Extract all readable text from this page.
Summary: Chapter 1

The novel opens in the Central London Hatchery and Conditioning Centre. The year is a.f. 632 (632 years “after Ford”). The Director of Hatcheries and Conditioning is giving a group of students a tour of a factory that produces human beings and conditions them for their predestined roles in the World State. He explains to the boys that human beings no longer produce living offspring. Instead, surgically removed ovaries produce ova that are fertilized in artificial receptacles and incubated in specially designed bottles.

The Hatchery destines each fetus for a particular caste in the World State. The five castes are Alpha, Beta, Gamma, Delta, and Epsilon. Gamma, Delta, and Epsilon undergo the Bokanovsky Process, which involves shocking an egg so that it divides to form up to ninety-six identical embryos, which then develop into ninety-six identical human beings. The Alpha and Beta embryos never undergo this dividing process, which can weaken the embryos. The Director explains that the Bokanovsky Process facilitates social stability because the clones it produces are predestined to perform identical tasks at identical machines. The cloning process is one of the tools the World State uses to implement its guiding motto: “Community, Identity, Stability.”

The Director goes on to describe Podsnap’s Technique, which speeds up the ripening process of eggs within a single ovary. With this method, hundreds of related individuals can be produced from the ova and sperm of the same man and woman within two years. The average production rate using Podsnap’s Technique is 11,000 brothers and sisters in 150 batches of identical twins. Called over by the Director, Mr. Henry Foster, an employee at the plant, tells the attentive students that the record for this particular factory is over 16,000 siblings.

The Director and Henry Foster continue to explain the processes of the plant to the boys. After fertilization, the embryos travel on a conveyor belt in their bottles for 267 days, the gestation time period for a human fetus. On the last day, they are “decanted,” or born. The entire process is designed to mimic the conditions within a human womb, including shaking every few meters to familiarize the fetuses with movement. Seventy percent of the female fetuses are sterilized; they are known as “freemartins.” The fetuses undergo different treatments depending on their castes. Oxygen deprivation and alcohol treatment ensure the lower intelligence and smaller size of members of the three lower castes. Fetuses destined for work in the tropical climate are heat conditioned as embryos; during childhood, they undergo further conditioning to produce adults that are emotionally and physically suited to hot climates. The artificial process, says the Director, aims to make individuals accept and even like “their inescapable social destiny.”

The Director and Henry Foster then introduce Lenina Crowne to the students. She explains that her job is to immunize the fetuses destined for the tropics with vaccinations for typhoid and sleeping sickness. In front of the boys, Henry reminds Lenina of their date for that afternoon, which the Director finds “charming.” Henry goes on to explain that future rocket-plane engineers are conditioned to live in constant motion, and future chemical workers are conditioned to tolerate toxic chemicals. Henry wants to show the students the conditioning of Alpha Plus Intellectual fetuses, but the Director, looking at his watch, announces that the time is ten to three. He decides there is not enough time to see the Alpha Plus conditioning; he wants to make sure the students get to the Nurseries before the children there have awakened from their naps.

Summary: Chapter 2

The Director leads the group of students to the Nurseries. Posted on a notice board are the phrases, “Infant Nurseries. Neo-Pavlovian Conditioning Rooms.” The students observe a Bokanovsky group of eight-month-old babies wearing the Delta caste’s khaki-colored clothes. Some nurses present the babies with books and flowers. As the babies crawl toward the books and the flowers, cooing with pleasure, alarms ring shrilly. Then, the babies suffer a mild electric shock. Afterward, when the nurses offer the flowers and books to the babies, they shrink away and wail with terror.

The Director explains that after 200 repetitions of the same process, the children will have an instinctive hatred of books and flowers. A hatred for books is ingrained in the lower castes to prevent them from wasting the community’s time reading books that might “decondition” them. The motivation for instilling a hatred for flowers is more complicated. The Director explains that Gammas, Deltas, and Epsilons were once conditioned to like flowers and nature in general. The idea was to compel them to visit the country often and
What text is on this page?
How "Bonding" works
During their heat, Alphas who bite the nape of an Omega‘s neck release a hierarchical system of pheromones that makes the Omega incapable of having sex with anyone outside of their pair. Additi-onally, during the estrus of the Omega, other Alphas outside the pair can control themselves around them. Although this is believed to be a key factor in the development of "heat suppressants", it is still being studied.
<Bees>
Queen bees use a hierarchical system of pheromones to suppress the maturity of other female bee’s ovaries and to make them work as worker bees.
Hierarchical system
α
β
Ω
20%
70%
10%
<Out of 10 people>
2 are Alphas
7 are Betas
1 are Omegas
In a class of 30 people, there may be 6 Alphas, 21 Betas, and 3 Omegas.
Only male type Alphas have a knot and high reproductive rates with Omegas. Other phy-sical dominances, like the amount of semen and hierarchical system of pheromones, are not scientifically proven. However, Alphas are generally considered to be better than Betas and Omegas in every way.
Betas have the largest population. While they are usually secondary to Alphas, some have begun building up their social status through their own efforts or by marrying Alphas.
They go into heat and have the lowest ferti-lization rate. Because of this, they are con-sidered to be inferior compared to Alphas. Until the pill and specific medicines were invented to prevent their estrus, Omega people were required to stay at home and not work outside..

= Stated task =
Extract all the entries word for word.

= Result of the exercise =
Extract all readable text from this page.
Summary: Chapter 1

The novel opens in the Central London Hatchery and Conditioning Centre. The year is a.f. 632 (632 years “after Ford”). The Director of Hatcheries and Conditioning is giving a group of students a tour of a factory that produces human beings and conditions them for their predestined roles in the World State. He explains to the boys that human beings no longer produce living offspring. Instead, surgically removed ovaries produce ova that are fertilized in artificial receptacles and incubated in specially designed bottles.

The Hatchery destines each fetus for a particular caste in the World State. The five castes are Alpha, Beta, Gamma, Delta, and Epsilon. Gamma, Delta, and Epsilon undergo the Bokanovsky Process, which involves shocking an egg so that it divides to form up to ninety-six identical embryos, which then develop into ninety-six identical human beings. The Alpha and Beta embryos never undergo this dividing process, which can weaken the embryos. The Director explains that the Bokanovsky Process facilitates social stability because the clones it produces are predestined to perform identical tasks at identical machines. The cloning process is one of the tools the World State uses to implement its guiding motto: “Community, Identity, Stability.”

The Director goes on to describe Podsnap’s Technique, which speeds up the ripening process of eggs within a single ovary. With this method, hundreds of related individuals can be produced from the ova and sperm of the same man and woman within two years. The average production rate using Podsnap’s Technique is 11,000 brothers and sisters in 150 batches of identical twins. Called over by the Director, Mr. Henry Foster, an employee at the plant, tells the attentive students that the record for this particular factory is over 16,000 siblings.

The Director and Henry Foster continue to explain the processes of the plant to the boys. After fertilization, the embryos travel on a conveyor belt in their bottles for 267 days, the gestation time period for a human fetus. On the last day, they are “decanted,” or born. The entire process is designed to mimic the conditions within a human womb, including shaking every few meters to familiarize the fetuses with movement. Seventy percent of the female fetuses are sterilized; they are known as “freemartins.” The fetuses undergo different treatments depending on their castes. Oxygen deprivation and alcohol treatment ensure the lower intelligence and smaller size of members of the three lower castes. Fetuses destined for work in the tropical climate are heat conditioned as embryos; during childhood, they undergo further conditioning to produce adults that are emotionally and physically suited to hot climates. The artificial process, says the Director, aims to make individuals accept and even like “their inescapable social destiny.”

The Director and Henry Foster then introduce Lenina Crowne to the students. She explains that her job is to immunize the fetuses destined for the tropics with vaccinations for typhoid and sleeping sickness. In front of the boys, Henry reminds Lenina of their date for that afternoon, which the Director finds “charming.” Henry goes on to explain that future rocket-plane engineers are conditioned to live in constant motion, and future chemical workers are conditioned to tolerate toxic chemicals. Henry wants to show the students the conditioning of Alpha Plus Intellectual fetuses, but the Director, looking at his watch, announces that the time is ten to three. He decides there is not enough time to see the Alpha Plus conditioning; he wants to make sure the students get to the Nurseries before the children there have awakened from their naps.

Summary: Chapter 2

The Director leads the group of students to the Nurseries. Posted on a notice board are the phrases, “Infant Nurseries. Neo-Pavlovian Conditioning Rooms.” The students observe a Bokanovsky group of eight-month-old babies wearing the Delta caste’s khaki-colored clothes. Some nurses present the babies with books and flowers. As the babies crawl toward the books and the flowers, cooing with pleasure, alarms ring shrilly. Then, the babies suffer a mild electric shock. Afterward, when the nurses offer the flowers and books to the babies, they shrink away and wail with terror.

The Director explains that after 200 repetitions of the same process, the children will have an instinctive hatred of books and flowers. A hatred for books is ingrained in the lower castes to prevent them from wasting the community’s time reading books that might “decondition” them. The motivation for instilling a hatred for flowers is more complicated. The Director explains that Gammas, Deltas, and Epsilons were once conditioned to like flowers and nature in general. The idea was to compel them to visit the country often and
What text is on this page?
How "Bonding" works
During their heat, Alphas who bite the nape of an Omega‘s neck release a hierarchical system of pheromones that makes the Omega incapable of having sex with anyone outside of their pair. Additi-onally, during the estrus of the Omega, other Alphas outside the pair can control themselves around them. Although this is believed to be a key factor in the development of "heat suppressants", it is still being studied.
<Bees>
Queen bees use a hierarchical system of pheromones to suppress the maturity of other female bee’s ovaries and to make them work as worker bees.
Hierarchical system
α
β
Ω
20%
70%
10%
<Out of 10 people>
2 are Alphas
7 are Betas
1 are Omegas
In a class of 30 people, there may be 6 Alphas, 21 Betas, and 3 Omegas.
Only male type Alphas have a knot and high reproductive rates with Omegas. Other phy-sical dominances, like the amount of semen and hierarchical system of pheromones, are not scientifically proven. However, Alphas are generally considered to be better than Betas and Omegas in every way.
Betas have the largest population. While they are usually secondary to Alphas, some have begun building up their social status through their own efforts or by marrying Alphas.
They go into heat and have the lowest ferti-lization rate. Because of this, they are con-sidered to be inferior compared to Alphas. Until the pill and specific medicines were invented to prevent their estrus, Omega people were required to stay at home and not work outside..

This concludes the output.